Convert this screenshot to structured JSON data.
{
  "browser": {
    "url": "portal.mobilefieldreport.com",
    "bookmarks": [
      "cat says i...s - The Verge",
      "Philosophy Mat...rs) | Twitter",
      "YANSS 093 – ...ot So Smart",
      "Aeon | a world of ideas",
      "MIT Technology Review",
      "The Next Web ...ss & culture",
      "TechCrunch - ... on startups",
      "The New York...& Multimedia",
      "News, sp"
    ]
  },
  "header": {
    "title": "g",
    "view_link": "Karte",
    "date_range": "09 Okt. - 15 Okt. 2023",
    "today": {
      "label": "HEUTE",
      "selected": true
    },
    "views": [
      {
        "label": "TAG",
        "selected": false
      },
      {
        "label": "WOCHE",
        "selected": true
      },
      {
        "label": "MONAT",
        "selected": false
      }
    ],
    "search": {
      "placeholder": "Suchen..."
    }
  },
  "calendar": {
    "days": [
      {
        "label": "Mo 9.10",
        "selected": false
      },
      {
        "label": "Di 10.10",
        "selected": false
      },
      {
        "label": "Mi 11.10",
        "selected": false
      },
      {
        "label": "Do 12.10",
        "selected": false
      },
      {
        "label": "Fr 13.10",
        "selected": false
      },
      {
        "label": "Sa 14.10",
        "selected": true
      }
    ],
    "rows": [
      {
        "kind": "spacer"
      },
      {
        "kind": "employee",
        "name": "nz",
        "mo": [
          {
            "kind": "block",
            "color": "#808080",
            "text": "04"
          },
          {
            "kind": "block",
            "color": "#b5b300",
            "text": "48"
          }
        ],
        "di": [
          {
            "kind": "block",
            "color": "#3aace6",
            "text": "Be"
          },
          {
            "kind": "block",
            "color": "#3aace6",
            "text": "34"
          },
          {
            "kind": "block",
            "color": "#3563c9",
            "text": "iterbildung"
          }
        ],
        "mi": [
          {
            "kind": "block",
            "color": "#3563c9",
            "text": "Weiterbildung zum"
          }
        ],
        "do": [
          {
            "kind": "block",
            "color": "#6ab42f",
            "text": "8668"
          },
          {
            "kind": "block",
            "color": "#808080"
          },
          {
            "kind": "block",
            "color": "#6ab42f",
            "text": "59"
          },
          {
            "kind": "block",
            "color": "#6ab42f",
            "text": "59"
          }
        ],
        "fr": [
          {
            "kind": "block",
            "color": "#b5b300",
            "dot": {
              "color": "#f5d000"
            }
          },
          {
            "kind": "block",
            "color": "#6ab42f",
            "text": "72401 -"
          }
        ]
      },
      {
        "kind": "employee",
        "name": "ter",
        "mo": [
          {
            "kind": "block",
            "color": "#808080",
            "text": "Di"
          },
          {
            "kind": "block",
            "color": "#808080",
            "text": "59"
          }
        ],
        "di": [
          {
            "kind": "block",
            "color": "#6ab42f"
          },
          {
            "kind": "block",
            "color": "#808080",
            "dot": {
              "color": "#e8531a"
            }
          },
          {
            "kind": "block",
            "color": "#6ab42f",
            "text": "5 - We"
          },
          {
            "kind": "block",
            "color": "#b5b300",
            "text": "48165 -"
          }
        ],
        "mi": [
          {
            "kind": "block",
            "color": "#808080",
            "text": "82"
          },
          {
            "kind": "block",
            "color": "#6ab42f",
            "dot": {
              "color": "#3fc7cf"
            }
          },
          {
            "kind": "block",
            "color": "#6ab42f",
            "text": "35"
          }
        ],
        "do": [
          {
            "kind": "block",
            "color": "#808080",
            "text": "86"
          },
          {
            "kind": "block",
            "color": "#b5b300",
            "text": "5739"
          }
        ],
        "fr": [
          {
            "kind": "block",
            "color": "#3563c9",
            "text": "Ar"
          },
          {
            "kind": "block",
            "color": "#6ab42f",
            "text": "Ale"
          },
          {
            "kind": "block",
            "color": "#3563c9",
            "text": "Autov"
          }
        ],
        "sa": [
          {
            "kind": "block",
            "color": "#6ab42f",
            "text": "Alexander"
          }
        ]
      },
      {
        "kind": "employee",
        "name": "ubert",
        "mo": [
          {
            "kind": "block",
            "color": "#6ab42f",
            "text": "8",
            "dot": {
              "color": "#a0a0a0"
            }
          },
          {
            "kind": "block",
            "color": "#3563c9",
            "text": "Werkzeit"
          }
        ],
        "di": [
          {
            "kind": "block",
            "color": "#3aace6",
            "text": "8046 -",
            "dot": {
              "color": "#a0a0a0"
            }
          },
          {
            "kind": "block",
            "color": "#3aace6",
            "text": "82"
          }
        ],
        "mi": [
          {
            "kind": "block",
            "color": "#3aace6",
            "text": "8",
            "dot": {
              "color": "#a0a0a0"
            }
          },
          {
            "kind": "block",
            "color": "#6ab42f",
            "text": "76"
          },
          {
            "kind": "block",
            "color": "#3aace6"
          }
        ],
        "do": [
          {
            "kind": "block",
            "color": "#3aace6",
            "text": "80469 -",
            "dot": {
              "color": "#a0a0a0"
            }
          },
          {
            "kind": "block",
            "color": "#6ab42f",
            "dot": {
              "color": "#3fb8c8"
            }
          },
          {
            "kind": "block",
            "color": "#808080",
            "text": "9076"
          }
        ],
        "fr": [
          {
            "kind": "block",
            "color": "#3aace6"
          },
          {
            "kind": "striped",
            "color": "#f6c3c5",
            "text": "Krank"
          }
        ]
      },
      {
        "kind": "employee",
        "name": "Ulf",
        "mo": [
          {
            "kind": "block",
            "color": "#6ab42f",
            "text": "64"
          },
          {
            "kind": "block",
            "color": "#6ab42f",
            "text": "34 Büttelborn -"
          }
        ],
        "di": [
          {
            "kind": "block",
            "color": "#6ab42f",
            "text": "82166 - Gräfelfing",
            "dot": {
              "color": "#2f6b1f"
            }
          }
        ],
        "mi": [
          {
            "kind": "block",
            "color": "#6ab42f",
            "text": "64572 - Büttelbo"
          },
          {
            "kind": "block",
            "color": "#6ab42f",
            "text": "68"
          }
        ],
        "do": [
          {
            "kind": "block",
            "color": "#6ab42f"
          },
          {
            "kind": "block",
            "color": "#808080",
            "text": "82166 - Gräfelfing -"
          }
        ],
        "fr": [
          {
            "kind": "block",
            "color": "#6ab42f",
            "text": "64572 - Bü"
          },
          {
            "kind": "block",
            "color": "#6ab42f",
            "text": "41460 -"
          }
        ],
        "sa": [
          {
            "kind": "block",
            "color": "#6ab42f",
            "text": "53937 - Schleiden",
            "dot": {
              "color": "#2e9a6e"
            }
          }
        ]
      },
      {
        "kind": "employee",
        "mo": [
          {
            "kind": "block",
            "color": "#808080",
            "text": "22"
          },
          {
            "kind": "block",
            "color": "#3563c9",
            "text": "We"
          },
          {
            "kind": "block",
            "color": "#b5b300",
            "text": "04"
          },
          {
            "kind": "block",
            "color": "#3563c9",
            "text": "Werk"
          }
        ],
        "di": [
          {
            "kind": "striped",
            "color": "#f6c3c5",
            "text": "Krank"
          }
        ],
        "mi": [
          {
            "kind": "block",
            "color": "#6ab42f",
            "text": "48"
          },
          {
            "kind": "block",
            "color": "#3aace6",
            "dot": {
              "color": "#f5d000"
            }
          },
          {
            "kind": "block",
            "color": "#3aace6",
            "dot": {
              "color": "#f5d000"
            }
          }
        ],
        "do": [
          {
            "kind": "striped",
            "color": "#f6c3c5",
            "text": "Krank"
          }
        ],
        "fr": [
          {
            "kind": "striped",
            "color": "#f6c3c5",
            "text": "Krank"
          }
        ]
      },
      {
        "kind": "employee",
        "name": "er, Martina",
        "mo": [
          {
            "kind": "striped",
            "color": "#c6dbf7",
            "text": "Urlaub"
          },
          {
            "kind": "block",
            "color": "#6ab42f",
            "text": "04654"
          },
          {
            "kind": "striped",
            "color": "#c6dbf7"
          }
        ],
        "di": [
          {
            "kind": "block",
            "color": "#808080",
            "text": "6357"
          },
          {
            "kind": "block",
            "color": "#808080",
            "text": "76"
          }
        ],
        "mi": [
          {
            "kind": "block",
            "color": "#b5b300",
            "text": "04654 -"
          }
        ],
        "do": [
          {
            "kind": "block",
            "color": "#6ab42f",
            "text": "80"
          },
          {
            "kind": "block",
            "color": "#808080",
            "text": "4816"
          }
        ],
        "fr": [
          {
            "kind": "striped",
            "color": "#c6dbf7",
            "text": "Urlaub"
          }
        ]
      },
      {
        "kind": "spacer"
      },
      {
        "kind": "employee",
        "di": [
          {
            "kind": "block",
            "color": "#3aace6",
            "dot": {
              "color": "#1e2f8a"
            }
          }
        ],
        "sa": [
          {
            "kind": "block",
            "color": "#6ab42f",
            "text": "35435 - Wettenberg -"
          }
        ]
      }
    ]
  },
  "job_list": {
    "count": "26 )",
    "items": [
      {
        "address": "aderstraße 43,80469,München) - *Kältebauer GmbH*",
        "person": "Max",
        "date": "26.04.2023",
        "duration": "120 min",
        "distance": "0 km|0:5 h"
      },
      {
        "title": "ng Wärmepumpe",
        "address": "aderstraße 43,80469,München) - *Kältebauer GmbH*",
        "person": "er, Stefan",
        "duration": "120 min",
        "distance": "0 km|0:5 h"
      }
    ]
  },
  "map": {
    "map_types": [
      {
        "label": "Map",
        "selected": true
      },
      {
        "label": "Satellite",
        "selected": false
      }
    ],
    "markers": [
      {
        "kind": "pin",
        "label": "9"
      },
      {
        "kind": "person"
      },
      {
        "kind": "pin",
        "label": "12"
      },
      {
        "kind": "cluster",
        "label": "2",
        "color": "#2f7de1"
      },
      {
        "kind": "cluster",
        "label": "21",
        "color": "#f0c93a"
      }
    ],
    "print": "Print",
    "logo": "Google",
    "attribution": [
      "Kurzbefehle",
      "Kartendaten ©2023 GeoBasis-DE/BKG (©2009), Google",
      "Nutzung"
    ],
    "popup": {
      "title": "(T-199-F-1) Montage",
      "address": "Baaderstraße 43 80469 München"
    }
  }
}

AIM OF THE EXERCISE: Your answer should be a single number: the count of lines in the entries that contain the word "Gräfelfing".

PROBLEM SOLUTION: 2